▶ [Problem requirements] Extract each line of the records below that contains the word "Water".

▶ [Entries provided]
※ ※ ※

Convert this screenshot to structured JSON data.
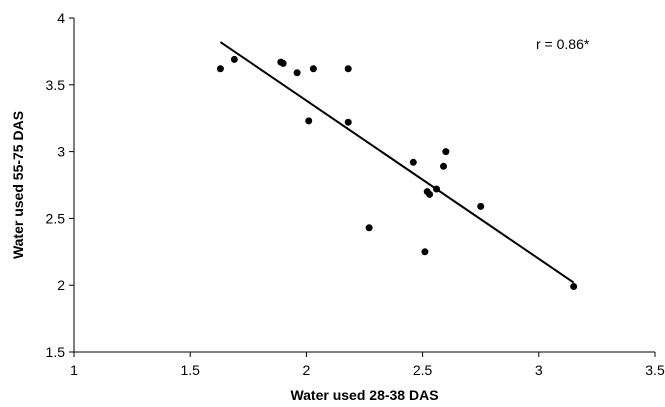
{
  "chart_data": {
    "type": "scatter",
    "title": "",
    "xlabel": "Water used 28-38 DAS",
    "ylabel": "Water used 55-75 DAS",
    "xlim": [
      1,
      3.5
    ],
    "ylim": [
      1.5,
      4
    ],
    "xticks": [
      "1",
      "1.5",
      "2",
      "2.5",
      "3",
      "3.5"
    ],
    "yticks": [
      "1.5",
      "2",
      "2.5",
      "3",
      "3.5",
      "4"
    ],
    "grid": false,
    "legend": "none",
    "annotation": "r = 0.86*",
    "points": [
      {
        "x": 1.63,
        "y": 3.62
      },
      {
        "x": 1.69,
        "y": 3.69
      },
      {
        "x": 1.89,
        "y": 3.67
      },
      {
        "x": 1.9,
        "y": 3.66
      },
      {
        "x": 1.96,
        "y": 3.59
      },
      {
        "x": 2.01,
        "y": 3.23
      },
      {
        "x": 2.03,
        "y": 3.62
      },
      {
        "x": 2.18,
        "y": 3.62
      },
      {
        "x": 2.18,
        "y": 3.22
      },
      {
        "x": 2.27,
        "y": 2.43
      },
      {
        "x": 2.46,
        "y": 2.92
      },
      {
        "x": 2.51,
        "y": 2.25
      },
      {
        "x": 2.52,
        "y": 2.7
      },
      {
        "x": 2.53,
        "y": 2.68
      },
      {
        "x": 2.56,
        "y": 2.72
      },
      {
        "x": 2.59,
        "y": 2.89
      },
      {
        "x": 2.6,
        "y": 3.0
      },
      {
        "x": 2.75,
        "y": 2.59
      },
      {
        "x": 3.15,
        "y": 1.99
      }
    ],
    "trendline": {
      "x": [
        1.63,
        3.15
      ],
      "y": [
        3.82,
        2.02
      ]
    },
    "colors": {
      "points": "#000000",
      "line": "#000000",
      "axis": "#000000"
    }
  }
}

※ ※ ※

▶ [Task answer]
    "xlabel": "Water used 28-38 DAS",
    "ylabel": "Water used 55-75 DAS",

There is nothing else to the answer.